Exercise brief:
Exactly reproduce each line of the listing that follows.

Given entries:
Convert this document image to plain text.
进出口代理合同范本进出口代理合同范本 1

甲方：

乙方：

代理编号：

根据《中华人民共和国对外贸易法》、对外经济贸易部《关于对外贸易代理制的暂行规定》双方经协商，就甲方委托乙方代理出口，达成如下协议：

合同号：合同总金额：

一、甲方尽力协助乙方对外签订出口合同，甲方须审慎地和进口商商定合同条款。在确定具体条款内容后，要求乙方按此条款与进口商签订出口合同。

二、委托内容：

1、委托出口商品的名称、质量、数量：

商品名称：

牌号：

Full response:
Convert this document image to plain text.
进出口代理合同范本进出口代理合同范本 1

甲方：

乙方：

代理编号：

根据《中华人民共和国对外贸易法》、对外经济贸易部《关于对外贸易代理制的暂行规定》双方经协商，就甲方委托乙方代理出口，达成如下协议：

合同号：合同总金额：

一、甲方尽力协助乙方对外签订出口合同，甲方须审慎地和进口商商定合同条款。在确定具体条款内容后，要求乙方按此条款与进口商签订出口合同。

二、委托内容：

1、委托出口商品的名称、质量、数量：

商品名称：

牌号：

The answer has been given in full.